(REQUIRED TASK):
Repeat, exactly and completely, the material that follows. Omit the pictures.

(Records about charts and figures)
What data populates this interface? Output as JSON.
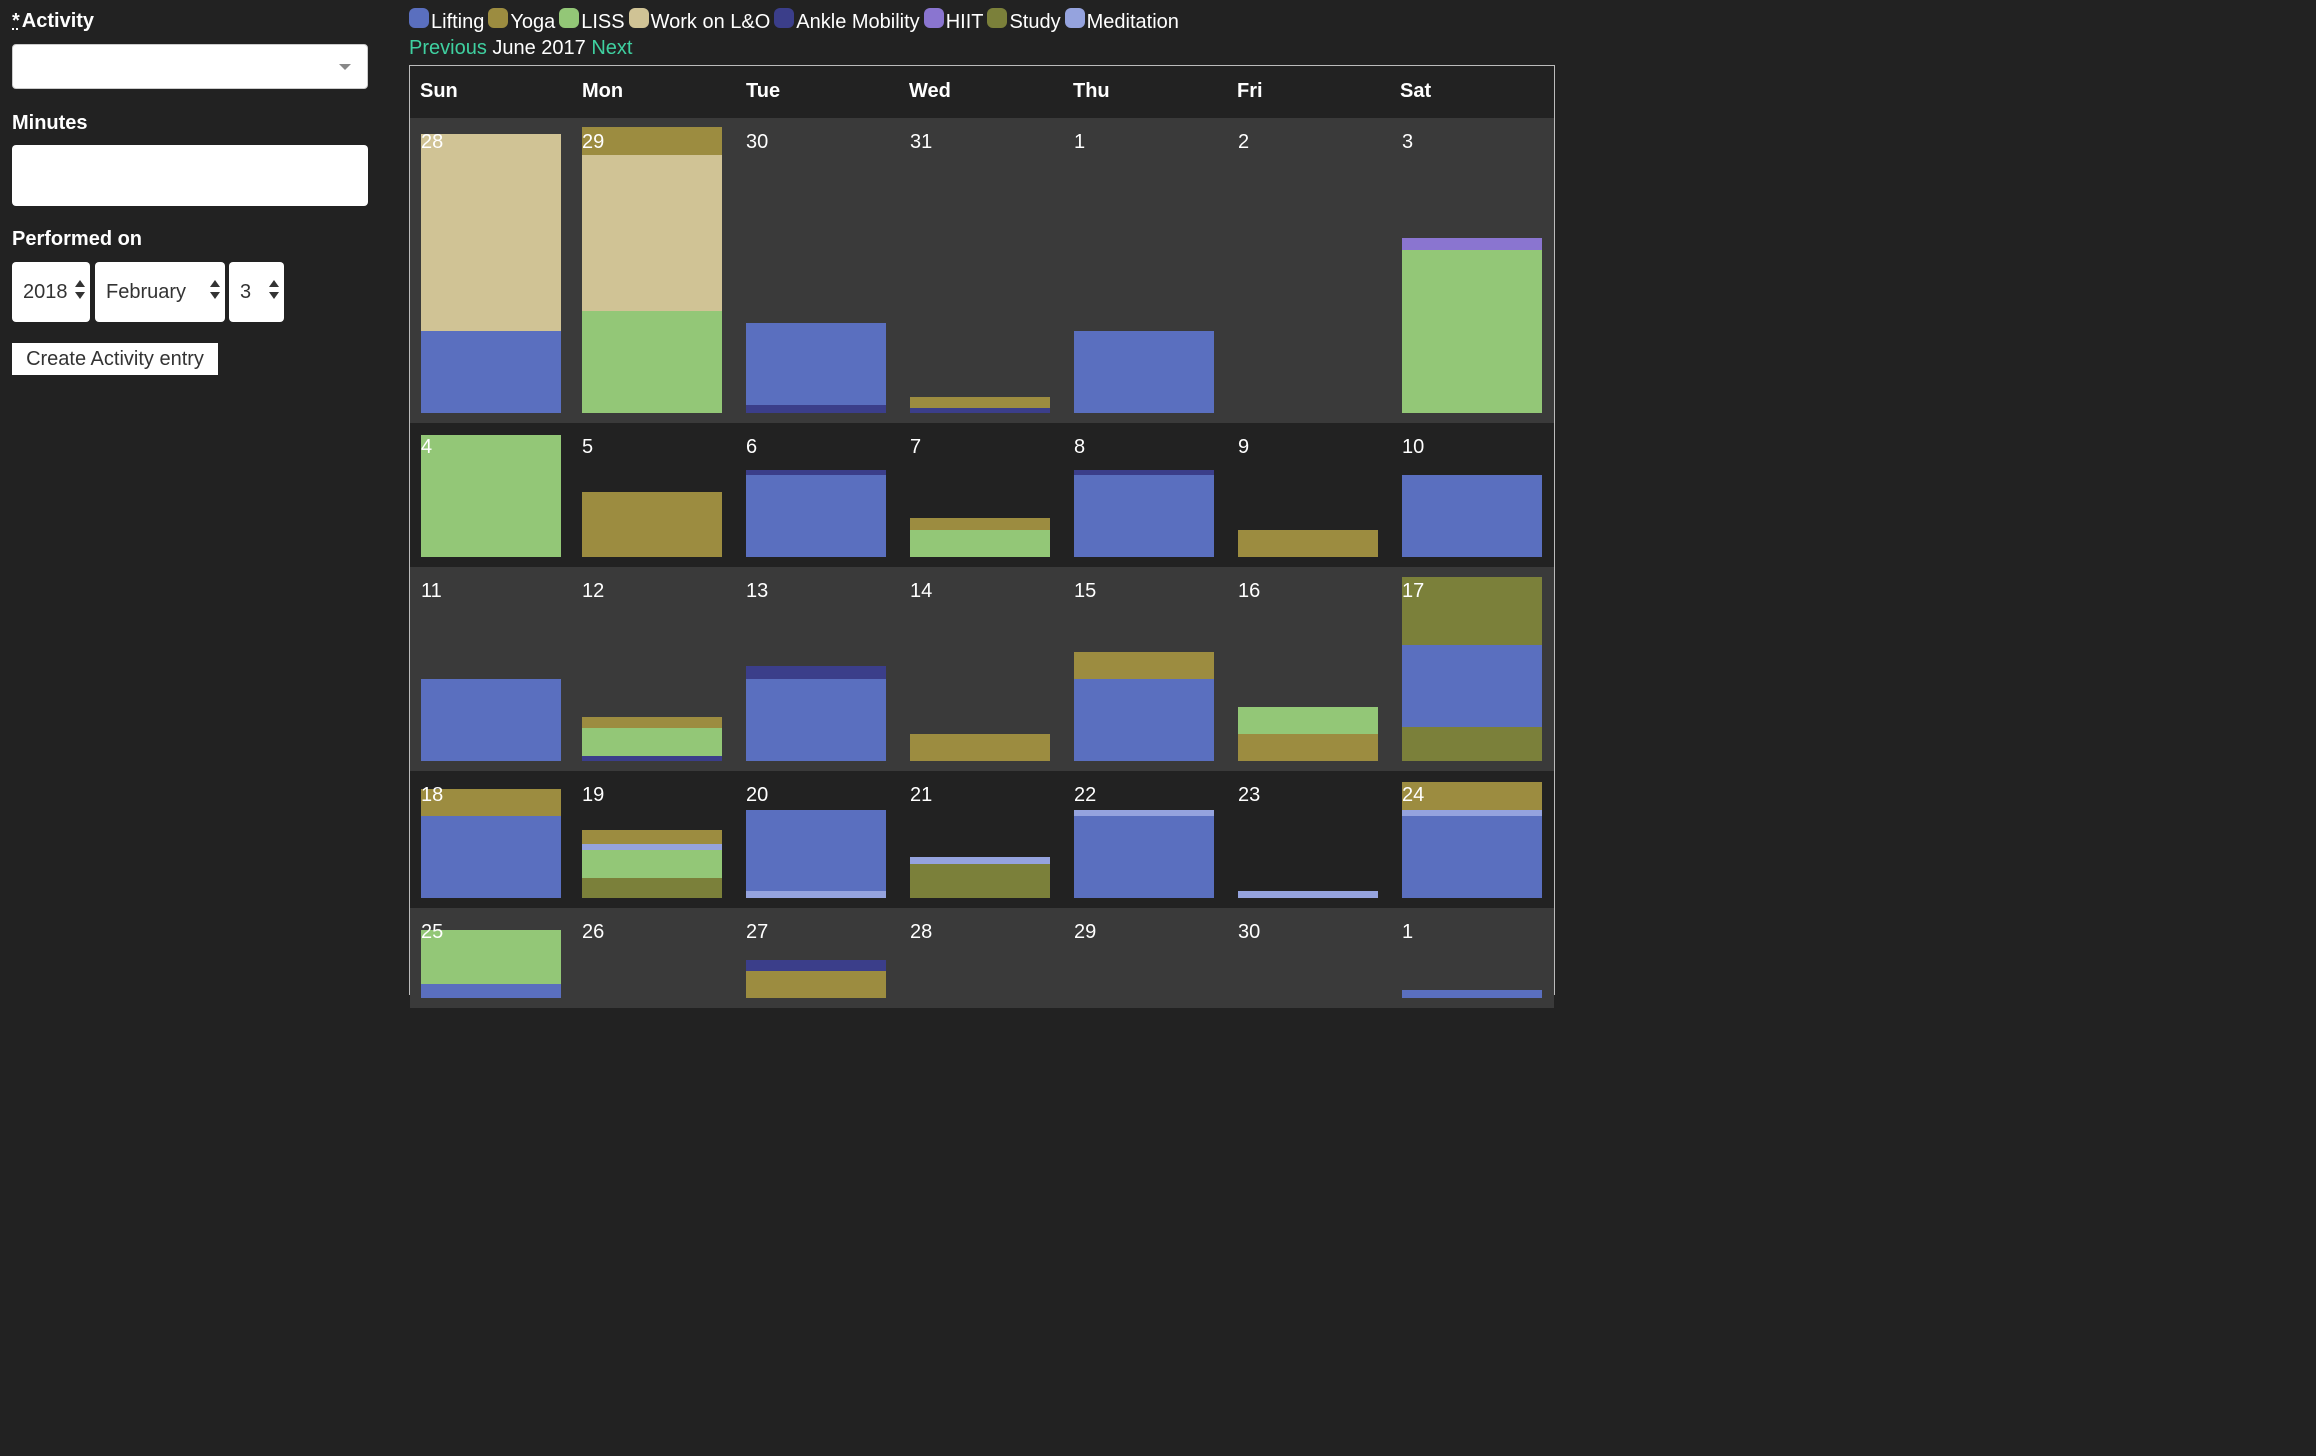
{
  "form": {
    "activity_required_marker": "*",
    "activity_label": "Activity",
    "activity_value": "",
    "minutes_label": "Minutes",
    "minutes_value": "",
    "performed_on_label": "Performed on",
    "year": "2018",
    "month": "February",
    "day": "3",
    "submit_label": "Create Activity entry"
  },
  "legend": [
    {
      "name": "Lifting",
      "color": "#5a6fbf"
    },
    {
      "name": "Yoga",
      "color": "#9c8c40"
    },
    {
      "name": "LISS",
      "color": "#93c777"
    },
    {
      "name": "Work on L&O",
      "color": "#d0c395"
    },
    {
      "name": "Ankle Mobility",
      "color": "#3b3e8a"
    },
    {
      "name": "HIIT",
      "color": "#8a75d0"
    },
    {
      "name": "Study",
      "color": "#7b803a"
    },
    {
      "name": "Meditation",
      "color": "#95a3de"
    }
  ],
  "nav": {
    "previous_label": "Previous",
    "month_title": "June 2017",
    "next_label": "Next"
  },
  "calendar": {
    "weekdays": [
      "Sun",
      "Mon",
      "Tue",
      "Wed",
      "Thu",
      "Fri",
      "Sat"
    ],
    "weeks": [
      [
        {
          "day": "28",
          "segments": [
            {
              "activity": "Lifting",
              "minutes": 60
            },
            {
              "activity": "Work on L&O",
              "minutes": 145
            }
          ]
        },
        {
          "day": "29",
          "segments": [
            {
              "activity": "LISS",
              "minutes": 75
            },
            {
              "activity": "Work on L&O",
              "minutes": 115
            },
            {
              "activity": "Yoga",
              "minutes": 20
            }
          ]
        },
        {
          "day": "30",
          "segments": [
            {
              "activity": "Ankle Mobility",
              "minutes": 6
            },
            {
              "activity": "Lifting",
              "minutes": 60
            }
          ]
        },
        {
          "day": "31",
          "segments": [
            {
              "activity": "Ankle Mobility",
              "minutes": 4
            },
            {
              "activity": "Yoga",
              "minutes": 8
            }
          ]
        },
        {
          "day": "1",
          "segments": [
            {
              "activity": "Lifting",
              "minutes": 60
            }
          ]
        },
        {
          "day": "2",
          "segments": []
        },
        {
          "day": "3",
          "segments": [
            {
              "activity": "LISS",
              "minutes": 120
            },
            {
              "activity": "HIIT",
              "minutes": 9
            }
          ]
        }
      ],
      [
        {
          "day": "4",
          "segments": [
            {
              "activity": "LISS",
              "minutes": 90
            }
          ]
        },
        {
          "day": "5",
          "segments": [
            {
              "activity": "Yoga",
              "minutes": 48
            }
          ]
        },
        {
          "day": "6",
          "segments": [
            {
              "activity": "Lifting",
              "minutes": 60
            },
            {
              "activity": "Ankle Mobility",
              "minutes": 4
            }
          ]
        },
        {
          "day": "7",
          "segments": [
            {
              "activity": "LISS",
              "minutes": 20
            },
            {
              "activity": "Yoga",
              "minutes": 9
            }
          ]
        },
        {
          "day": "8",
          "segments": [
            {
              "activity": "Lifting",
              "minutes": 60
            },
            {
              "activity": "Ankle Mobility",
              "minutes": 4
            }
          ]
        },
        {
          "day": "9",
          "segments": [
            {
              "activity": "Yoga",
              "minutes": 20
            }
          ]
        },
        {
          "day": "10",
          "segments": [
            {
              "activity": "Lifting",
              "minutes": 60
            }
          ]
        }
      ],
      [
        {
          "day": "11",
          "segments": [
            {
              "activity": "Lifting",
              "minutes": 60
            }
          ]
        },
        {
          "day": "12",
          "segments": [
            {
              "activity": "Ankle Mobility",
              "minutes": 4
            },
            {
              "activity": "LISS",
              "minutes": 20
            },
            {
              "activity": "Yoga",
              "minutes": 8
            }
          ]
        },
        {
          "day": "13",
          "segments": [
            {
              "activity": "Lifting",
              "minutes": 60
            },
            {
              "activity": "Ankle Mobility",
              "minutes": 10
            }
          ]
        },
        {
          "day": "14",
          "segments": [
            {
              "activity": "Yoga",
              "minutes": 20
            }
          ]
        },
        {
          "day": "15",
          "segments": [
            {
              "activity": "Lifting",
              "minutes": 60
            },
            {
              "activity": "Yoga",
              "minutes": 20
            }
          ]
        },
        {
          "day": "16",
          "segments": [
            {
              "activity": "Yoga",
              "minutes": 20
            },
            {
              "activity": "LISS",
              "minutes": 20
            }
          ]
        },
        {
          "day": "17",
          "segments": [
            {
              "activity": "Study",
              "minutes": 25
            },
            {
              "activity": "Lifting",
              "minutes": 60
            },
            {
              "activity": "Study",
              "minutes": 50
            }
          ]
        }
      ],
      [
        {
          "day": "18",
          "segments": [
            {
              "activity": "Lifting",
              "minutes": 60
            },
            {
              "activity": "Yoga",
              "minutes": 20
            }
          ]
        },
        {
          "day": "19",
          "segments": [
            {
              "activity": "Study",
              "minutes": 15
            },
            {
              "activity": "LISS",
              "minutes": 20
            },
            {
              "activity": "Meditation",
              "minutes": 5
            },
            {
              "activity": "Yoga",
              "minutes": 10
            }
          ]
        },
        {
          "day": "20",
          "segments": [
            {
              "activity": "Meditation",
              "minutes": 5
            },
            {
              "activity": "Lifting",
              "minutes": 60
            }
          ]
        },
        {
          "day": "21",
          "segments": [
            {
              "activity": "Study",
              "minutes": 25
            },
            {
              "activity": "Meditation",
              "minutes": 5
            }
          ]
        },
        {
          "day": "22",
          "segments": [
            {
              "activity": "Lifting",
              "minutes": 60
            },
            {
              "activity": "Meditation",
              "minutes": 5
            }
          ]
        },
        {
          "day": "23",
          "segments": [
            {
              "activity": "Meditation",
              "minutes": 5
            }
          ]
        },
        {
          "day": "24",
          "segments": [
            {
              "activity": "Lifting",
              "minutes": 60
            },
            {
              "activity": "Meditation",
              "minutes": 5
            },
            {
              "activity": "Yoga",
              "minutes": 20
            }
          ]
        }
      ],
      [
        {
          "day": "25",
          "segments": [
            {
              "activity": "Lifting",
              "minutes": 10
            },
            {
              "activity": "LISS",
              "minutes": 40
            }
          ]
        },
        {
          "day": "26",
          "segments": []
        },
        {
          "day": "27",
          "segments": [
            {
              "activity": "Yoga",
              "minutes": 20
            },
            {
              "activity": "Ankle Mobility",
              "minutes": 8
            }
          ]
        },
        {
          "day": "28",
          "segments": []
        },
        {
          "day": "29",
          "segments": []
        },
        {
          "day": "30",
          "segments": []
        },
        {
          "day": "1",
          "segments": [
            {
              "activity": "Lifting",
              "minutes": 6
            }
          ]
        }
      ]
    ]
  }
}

(COMPLETE RESPONSE):
What data populates this interface? Output as JSON.
{
  "form": {
    "activity_required_marker": "*",
    "activity_label": "Activity",
    "activity_value": "",
    "minutes_label": "Minutes",
    "minutes_value": "",
    "performed_on_label": "Performed on",
    "year": "2018",
    "month": "February",
    "day": "3",
    "submit_label": "Create Activity entry"
  },
  "legend": [
    {
      "name": "Lifting",
      "color": "#5a6fbf"
    },
    {
      "name": "Yoga",
      "color": "#9c8c40"
    },
    {
      "name": "LISS",
      "color": "#93c777"
    },
    {
      "name": "Work on L&O",
      "color": "#d0c395"
    },
    {
      "name": "Ankle Mobility",
      "color": "#3b3e8a"
    },
    {
      "name": "HIIT",
      "color": "#8a75d0"
    },
    {
      "name": "Study",
      "color": "#7b803a"
    },
    {
      "name": "Meditation",
      "color": "#95a3de"
    }
  ],
  "nav": {
    "previous_label": "Previous",
    "month_title": "June 2017",
    "next_label": "Next"
  },
  "calendar": {
    "weekdays": [
      "Sun",
      "Mon",
      "Tue",
      "Wed",
      "Thu",
      "Fri",
      "Sat"
    ],
    "weeks": [
      [
        {
          "day": "28",
          "segments": [
            {
              "activity": "Lifting",
              "minutes": 60
            },
            {
              "activity": "Work on L&O",
              "minutes": 145
            }
          ]
        },
        {
          "day": "29",
          "segments": [
            {
              "activity": "LISS",
              "minutes": 75
            },
            {
              "activity": "Work on L&O",
              "minutes": 115
            },
            {
              "activity": "Yoga",
              "minutes": 20
            }
          ]
        },
        {
          "day": "30",
          "segments": [
            {
              "activity": "Ankle Mobility",
              "minutes": 6
            },
            {
              "activity": "Lifting",
              "minutes": 60
            }
          ]
        },
        {
          "day": "31",
          "segments": [
            {
              "activity": "Ankle Mobility",
              "minutes": 4
            },
            {
              "activity": "Yoga",
              "minutes": 8
            }
          ]
        },
        {
          "day": "1",
          "segments": [
            {
              "activity": "Lifting",
              "minutes": 60
            }
          ]
        },
        {
          "day": "2",
          "segments": []
        },
        {
          "day": "3",
          "segments": [
            {
              "activity": "LISS",
              "minutes": 120
            },
            {
              "activity": "HIIT",
              "minutes": 9
            }
          ]
        }
      ],
      [
        {
          "day": "4",
          "segments": [
            {
              "activity": "LISS",
              "minutes": 90
            }
          ]
        },
        {
          "day": "5",
          "segments": [
            {
              "activity": "Yoga",
              "minutes": 48
            }
          ]
        },
        {
          "day": "6",
          "segments": [
            {
              "activity": "Lifting",
              "minutes": 60
            },
            {
              "activity": "Ankle Mobility",
              "minutes": 4
            }
          ]
        },
        {
          "day": "7",
          "segments": [
            {
              "activity": "LISS",
              "minutes": 20
            },
            {
              "activity": "Yoga",
              "minutes": 9
            }
          ]
        },
        {
          "day": "8",
          "segments": [
            {
              "activity": "Lifting",
              "minutes": 60
            },
            {
              "activity": "Ankle Mobility",
              "minutes": 4
            }
          ]
        },
        {
          "day": "9",
          "segments": [
            {
              "activity": "Yoga",
              "minutes": 20
            }
          ]
        },
        {
          "day": "10",
          "segments": [
            {
              "activity": "Lifting",
              "minutes": 60
            }
          ]
        }
      ],
      [
        {
          "day": "11",
          "segments": [
            {
              "activity": "Lifting",
              "minutes": 60
            }
          ]
        },
        {
          "day": "12",
          "segments": [
            {
              "activity": "Ankle Mobility",
              "minutes": 4
            },
            {
              "activity": "LISS",
              "minutes": 20
            },
            {
              "activity": "Yoga",
              "minutes": 8
            }
          ]
        },
        {
          "day": "13",
          "segments": [
            {
              "activity": "Lifting",
              "minutes": 60
            },
            {
              "activity": "Ankle Mobility",
              "minutes": 10
            }
          ]
        },
        {
          "day": "14",
          "segments": [
            {
              "activity": "Yoga",
              "minutes": 20
            }
          ]
        },
        {
          "day": "15",
          "segments": [
            {
              "activity": "Lifting",
              "minutes": 60
            },
            {
              "activity": "Yoga",
              "minutes": 20
            }
          ]
        },
        {
          "day": "16",
          "segments": [
            {
              "activity": "Yoga",
              "minutes": 20
            },
            {
              "activity": "LISS",
              "minutes": 20
            }
          ]
        },
        {
          "day": "17",
          "segments": [
            {
              "activity": "Study",
              "minutes": 25
            },
            {
              "activity": "Lifting",
              "minutes": 60
            },
            {
              "activity": "Study",
              "minutes": 50
            }
          ]
        }
      ],
      [
        {
          "day": "18",
          "segments": [
            {
              "activity": "Lifting",
              "minutes": 60
            },
            {
              "activity": "Yoga",
              "minutes": 20
            }
          ]
        },
        {
          "day": "19",
          "segments": [
            {
              "activity": "Study",
              "minutes": 15
            },
            {
              "activity": "LISS",
              "minutes": 20
            },
            {
              "activity": "Meditation",
              "minutes": 5
            },
            {
              "activity": "Yoga",
              "minutes": 10
            }
          ]
        },
        {
          "day": "20",
          "segments": [
            {
              "activity": "Meditation",
              "minutes": 5
            },
            {
              "activity": "Lifting",
              "minutes": 60
            }
          ]
        },
        {
          "day": "21",
          "segments": [
            {
              "activity": "Study",
              "minutes": 25
            },
            {
              "activity": "Meditation",
              "minutes": 5
            }
          ]
        },
        {
          "day": "22",
          "segments": [
            {
              "activity": "Lifting",
              "minutes": 60
            },
            {
              "activity": "Meditation",
              "minutes": 5
            }
          ]
        },
        {
          "day": "23",
          "segments": [
            {
              "activity": "Meditation",
              "minutes": 5
            }
          ]
        },
        {
          "day": "24",
          "segments": [
            {
              "activity": "Lifting",
              "minutes": 60
            },
            {
              "activity": "Meditation",
              "minutes": 5
            },
            {
              "activity": "Yoga",
              "minutes": 20
            }
          ]
        }
      ],
      [
        {
          "day": "25",
          "segments": [
            {
              "activity": "Lifting",
              "minutes": 10
            },
            {
              "activity": "LISS",
              "minutes": 40
            }
          ]
        },
        {
          "day": "26",
          "segments": []
        },
        {
          "day": "27",
          "segments": [
            {
              "activity": "Yoga",
              "minutes": 20
            },
            {
              "activity": "Ankle Mobility",
              "minutes": 8
            }
          ]
        },
        {
          "day": "28",
          "segments": []
        },
        {
          "day": "29",
          "segments": []
        },
        {
          "day": "30",
          "segments": []
        },
        {
          "day": "1",
          "segments": [
            {
              "activity": "Lifting",
              "minutes": 6
            }
          ]
        }
      ]
    ]
  }
}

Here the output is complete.